Pastoral planen und gestalten „Was wollen die Menschen heute von der Kirche?“

Dieser Weg wird kein leichter sein. Anfang 2016 haben das Erzbischöfliche Ordinariat und die Leitung des Erzbistums München und Freising das diözesane Projekt „Pastoral planen und gestalten“ gestartet. Dabei geht es um Antworten für eine der großen Fragen dieser Tage: Was kann die Kirche tun, um im Leben der Menschen auch künftig noch eine Rolle zu spielen? Priestermangel, Kirchenaustritte und die Missbrauchsdebatte sind nur einige der Probleme, die ihr zusetzen. Im Interview erklärt der Projektverantwortliche Robert Lappy, was er sich von den beiden Teilprojekten „Weg des Pastoralkonzepts“ und „Neue Leitungsmodelle“, die sich daraus entwickelt haben, alles erhofft, was die größten Herausforderungen sind – und warum der 10. Mai 2019 ein wichtiges Datum für das Erzbistum war.
|---|
_Arbeitsauftrag_:
Übernehmen Sie wortgetreu den Abschnitt des zitierten Texts zwischen „Dieser Weg wird“ und „das Erzbistum war.“, beide eingeschlossen. Stützen Sie sich ausschließlich auf den zitierten Text.

Auflistungen der Boxkoordinaten:
|---|
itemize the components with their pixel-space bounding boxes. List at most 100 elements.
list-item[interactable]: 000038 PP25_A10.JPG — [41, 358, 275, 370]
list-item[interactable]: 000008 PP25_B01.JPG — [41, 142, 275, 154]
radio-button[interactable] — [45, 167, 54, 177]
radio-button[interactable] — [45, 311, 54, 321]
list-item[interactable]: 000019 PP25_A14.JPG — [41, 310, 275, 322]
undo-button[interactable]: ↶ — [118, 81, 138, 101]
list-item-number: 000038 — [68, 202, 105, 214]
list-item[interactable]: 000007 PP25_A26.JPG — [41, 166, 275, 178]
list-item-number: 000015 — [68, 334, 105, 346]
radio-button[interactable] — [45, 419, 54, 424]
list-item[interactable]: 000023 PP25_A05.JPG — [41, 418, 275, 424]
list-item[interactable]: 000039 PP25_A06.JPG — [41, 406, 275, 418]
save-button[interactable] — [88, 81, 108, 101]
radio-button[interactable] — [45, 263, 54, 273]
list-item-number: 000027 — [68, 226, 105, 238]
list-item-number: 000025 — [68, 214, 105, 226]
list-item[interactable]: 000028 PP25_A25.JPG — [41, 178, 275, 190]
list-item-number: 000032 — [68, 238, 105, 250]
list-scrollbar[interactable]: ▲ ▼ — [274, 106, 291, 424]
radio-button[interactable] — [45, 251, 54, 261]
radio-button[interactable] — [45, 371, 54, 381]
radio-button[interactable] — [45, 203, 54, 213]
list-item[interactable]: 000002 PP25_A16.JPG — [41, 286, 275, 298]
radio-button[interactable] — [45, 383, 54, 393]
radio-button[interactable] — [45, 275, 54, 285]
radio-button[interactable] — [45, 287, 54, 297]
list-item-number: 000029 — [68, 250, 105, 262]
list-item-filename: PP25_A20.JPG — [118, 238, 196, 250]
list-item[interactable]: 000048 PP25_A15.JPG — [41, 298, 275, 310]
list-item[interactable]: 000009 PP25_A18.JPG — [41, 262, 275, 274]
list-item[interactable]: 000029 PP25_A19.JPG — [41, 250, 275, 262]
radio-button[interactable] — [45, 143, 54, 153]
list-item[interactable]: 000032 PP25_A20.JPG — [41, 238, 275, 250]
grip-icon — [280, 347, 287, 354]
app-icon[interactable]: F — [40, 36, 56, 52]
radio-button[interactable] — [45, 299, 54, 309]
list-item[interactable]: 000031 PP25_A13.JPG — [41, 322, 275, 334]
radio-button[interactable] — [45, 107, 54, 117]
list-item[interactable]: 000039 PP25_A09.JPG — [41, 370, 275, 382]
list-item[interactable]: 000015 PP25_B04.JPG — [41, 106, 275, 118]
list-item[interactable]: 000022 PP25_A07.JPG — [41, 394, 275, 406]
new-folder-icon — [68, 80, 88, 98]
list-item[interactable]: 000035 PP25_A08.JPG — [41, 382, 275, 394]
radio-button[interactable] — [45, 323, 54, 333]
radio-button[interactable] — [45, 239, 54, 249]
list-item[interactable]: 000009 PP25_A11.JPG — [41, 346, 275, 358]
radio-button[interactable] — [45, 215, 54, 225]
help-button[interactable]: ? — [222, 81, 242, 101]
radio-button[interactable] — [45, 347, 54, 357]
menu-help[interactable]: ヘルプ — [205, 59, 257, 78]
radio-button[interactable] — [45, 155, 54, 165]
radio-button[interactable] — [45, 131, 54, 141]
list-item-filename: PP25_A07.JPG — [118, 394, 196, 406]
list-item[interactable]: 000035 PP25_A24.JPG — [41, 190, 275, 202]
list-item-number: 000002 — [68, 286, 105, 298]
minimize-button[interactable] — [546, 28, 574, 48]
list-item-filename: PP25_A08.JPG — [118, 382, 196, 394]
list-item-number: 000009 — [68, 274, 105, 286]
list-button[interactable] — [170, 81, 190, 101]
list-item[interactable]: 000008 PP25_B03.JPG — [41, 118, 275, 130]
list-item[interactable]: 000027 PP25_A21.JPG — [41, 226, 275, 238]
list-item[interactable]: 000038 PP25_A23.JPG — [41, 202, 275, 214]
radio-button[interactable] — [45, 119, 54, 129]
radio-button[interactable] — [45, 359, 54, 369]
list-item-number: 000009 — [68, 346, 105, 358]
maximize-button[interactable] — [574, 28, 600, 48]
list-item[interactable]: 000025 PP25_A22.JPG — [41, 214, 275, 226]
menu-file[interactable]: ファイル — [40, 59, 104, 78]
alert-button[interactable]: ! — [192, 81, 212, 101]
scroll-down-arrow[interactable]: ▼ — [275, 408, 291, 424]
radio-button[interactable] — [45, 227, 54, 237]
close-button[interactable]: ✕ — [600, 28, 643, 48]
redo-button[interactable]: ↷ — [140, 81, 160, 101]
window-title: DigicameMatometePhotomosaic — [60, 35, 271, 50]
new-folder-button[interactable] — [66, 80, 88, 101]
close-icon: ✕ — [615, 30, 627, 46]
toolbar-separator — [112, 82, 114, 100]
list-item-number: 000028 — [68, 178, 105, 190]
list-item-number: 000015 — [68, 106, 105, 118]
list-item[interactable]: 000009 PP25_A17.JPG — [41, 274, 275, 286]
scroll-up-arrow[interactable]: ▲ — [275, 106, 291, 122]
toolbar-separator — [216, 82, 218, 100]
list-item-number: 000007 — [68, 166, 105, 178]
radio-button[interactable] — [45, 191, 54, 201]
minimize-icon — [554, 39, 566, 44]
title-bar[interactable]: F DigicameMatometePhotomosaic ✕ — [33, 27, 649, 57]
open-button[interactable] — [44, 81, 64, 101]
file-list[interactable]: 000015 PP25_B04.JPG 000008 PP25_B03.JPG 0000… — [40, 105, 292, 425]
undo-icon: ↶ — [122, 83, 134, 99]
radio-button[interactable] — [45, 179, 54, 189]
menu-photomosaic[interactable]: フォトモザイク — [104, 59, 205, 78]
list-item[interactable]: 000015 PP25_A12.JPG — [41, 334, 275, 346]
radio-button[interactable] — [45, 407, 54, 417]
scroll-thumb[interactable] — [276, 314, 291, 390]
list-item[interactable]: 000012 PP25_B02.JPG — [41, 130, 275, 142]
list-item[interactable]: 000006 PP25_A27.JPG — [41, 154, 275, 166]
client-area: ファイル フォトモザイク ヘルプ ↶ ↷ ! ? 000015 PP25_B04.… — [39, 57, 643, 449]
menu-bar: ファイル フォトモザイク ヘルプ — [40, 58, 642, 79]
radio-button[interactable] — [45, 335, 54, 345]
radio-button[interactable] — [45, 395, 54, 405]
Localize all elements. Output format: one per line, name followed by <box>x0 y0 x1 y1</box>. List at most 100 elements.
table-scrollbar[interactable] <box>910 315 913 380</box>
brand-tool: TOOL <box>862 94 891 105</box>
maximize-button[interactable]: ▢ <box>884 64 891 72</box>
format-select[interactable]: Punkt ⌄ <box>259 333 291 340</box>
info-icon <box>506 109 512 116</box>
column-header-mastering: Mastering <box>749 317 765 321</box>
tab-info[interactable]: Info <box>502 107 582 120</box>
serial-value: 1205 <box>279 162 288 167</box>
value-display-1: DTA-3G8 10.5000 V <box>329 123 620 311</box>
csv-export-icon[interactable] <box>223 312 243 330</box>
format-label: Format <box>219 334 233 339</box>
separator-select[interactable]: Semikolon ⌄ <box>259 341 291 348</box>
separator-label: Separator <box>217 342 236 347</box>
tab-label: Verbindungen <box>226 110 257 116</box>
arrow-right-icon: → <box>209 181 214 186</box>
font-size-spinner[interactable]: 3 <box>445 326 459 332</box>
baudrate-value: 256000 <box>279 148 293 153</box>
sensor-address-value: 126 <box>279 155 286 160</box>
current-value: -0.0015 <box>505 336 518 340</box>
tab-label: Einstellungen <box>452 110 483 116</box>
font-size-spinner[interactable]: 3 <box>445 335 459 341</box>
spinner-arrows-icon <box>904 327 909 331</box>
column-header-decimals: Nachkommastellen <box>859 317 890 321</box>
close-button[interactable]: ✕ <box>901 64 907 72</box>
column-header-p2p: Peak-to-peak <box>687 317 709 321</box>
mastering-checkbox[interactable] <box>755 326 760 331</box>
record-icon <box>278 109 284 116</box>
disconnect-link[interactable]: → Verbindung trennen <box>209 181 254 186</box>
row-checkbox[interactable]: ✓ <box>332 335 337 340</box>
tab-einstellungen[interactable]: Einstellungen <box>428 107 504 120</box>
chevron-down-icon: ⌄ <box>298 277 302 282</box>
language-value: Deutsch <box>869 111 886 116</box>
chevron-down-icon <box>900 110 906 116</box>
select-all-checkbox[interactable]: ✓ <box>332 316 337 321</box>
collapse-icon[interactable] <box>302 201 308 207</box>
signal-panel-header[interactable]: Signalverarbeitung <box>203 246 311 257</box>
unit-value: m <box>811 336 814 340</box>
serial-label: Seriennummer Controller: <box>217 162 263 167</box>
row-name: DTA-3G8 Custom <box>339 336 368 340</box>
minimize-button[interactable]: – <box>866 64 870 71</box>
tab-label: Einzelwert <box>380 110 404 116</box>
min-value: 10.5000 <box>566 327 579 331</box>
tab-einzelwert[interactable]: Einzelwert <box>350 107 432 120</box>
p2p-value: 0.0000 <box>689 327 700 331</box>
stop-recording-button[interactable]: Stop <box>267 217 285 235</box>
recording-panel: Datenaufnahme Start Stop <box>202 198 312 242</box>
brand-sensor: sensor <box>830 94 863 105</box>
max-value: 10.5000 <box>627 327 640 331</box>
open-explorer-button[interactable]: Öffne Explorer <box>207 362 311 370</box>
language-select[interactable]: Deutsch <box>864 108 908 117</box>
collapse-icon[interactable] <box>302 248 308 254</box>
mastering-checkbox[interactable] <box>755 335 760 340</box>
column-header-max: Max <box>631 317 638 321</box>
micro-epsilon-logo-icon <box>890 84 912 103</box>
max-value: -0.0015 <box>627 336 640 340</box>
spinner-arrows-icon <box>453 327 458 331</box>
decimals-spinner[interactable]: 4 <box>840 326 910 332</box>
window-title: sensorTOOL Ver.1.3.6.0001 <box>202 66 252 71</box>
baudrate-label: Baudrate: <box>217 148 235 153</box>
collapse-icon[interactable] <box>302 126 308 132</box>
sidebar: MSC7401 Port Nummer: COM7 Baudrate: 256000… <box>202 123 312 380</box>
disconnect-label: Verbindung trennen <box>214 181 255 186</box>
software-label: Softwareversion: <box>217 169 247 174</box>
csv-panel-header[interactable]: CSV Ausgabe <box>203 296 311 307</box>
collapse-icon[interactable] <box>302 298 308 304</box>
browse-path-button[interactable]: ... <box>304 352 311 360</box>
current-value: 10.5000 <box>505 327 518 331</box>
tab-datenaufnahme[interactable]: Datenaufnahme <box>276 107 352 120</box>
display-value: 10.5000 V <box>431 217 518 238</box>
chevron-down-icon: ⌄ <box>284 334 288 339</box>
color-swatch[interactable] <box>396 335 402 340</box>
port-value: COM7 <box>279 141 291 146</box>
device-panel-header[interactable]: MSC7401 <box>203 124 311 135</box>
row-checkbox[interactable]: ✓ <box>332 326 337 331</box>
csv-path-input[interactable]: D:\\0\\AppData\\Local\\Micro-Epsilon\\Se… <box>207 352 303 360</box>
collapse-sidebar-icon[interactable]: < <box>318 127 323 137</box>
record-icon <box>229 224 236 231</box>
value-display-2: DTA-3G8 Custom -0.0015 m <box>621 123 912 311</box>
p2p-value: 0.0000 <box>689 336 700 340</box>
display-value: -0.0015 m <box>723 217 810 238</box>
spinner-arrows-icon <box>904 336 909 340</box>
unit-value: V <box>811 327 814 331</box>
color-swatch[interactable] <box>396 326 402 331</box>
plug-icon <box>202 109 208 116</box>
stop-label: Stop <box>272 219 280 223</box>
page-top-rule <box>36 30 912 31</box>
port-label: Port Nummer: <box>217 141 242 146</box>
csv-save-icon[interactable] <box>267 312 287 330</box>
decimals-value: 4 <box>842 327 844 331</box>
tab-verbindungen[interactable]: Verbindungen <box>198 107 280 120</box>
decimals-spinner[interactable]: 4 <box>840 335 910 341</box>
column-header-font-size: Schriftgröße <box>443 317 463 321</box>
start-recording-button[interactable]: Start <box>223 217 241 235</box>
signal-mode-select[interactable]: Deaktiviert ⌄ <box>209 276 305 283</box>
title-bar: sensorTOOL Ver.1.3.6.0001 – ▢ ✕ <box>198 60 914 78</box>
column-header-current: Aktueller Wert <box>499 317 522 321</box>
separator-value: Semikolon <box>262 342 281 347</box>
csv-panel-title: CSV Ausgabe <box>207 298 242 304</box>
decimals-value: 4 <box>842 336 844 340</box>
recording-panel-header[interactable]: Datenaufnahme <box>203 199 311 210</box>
|---|
_Bearbeitete Aufgabe_:
Dieser Weg wird kein leichter sein. Anfang 2016 haben das Erzbischöfliche Ordinariat und die Leitung des Erzbistums München und Freising das diözesane Projekt „Pastoral planen und gestalten“ gestartet. Dabei geht es um Antworten für eine der großen Fragen dieser Tage: Was kann die Kirche tun, um im Leben der Menschen auch künftig noch eine Rolle zu spielen? Priestermangel, Kirchenaustritte und die Missbrauchsdebatte sind nur einige der Probleme, die ihr zusetzen. Im Interview erklärt der Projektverantwortliche Robert Lappy, was er sich von den beiden Teilprojekten „Weg des Pastoralkonzepts“ und „Neue Leitungsmodelle“, die sich daraus entwickelt haben, alles erhofft, was die größten Herausforderungen sind – und warum der 10. Mai 2019 ein wichtiges Datum für das Erzbistum war.